Task description: State how many lines of the listing below include the word "https". Give only the number.

Dataset items:

---------------

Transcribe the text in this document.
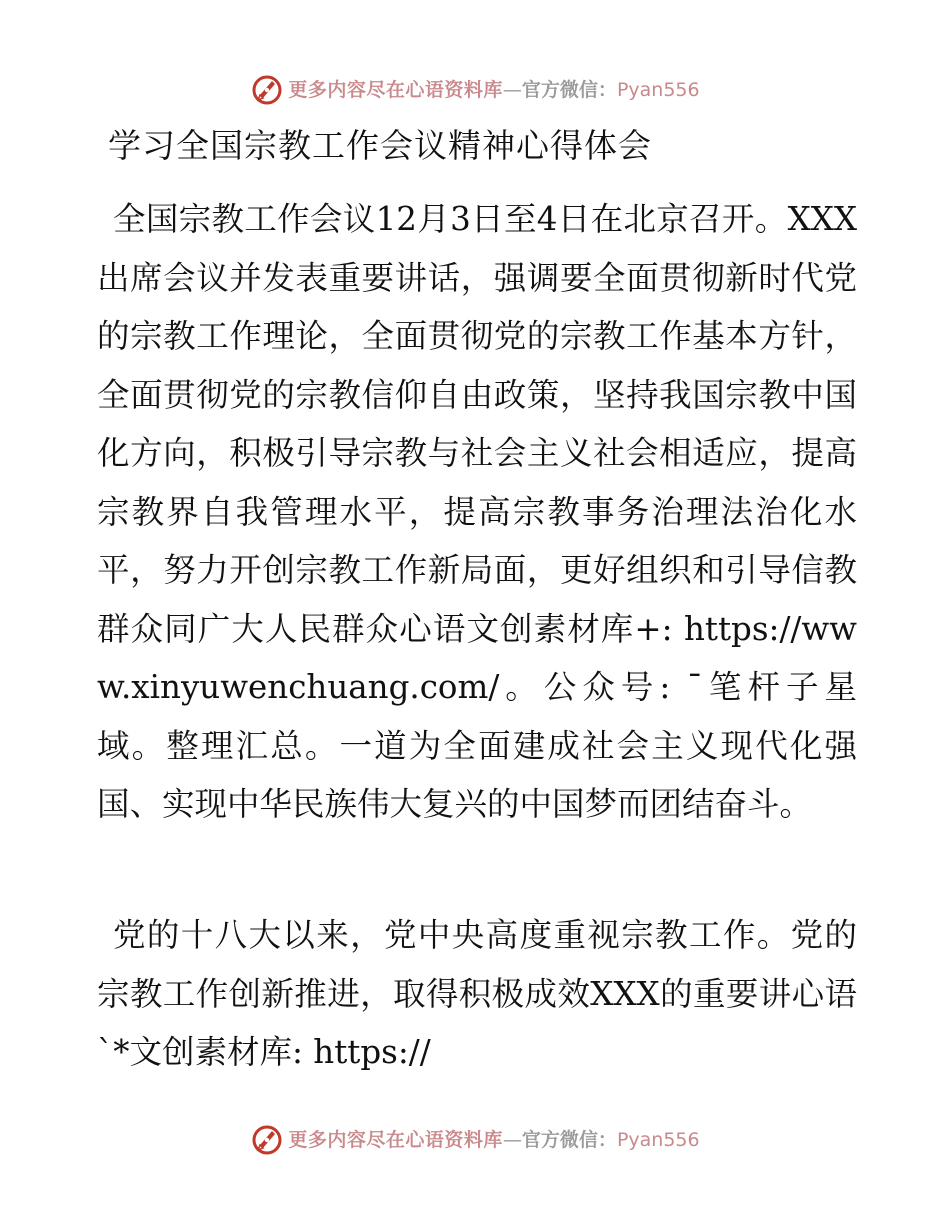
更多内容尽在心语资料库 — 官方微信： Pyan556
学习全国宗教工作会议精神心得体会
全国宗教工作会议12月3日至4日在北京召开。XXX出席会议并发表重要讲话，强调要全面贯彻新时代党的宗教工作理论，全面贯彻党的宗教工作基本方针，全面贯彻党的宗教信仰自由政策，坚持我国宗教中国化方向，积极引导宗教与社会主义社会相适应，提高宗教界自我管理水平，提高宗教事务治理法治化水平，努力开创宗教工作新局面，更好组织和引导信教群众同广大人民群众心语文创素材库+: https://www.xinyuwenchuang.com/。公众号: ¯笔杆子星域。整理汇总。一道为全面建成社会主义现代化强国、实现中华民族伟大复兴的中国梦而团结奋斗。
党的十八大以来，党中央高度重视宗教工作。党的宗教工作创新推进，取得积极成效XXX的重要讲心语`*文创素材库: https://
更多内容尽在心语资料库 — 官方微信： Pyan556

---------------

Solution to this problem: 2